Stored dataset items
┏━━
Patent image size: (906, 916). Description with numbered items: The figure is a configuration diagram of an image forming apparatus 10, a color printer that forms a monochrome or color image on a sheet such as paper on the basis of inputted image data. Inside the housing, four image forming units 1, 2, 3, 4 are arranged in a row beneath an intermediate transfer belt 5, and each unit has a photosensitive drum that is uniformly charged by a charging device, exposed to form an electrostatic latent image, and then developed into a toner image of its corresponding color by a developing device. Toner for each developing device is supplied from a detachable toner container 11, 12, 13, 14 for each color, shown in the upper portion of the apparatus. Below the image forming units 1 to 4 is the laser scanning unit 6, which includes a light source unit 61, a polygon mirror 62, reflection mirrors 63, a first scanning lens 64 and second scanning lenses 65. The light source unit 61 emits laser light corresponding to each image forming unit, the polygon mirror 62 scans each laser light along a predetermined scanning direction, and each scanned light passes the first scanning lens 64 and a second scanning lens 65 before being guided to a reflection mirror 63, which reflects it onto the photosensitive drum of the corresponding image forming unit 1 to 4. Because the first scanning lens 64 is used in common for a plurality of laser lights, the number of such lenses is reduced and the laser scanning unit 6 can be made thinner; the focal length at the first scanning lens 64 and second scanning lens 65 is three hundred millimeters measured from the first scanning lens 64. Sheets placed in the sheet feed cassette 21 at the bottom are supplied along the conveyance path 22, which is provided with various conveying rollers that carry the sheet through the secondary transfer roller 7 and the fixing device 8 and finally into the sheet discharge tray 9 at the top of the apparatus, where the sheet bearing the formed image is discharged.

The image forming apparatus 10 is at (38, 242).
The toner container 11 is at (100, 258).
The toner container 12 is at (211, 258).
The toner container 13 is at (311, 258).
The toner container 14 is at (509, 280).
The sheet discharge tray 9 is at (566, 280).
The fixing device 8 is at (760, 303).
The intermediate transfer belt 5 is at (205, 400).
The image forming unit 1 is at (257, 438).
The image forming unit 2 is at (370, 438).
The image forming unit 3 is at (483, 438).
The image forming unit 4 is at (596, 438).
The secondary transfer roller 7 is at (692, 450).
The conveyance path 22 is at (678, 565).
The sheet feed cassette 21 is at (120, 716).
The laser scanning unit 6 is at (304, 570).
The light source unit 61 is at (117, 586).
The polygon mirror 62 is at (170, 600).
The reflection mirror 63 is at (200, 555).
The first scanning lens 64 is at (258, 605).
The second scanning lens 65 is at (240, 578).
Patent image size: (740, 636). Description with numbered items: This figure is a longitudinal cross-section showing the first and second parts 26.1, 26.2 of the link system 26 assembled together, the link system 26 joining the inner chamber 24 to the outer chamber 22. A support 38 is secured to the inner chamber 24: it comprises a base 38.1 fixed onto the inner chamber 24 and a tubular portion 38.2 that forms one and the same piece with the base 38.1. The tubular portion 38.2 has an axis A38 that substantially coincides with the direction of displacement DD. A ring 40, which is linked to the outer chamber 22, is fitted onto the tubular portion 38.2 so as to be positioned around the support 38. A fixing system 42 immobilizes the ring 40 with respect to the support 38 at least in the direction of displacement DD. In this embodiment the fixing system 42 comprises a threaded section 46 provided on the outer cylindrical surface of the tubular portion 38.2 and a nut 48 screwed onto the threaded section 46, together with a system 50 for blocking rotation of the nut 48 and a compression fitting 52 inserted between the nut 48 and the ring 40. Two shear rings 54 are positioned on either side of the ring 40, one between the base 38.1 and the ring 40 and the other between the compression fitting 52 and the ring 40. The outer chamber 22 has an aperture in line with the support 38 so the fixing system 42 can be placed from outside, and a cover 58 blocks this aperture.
┗━━
### Description of the task
Count the lines in the records above that contain the word "between". Reply with the number alone.

### Solution for this exercise
1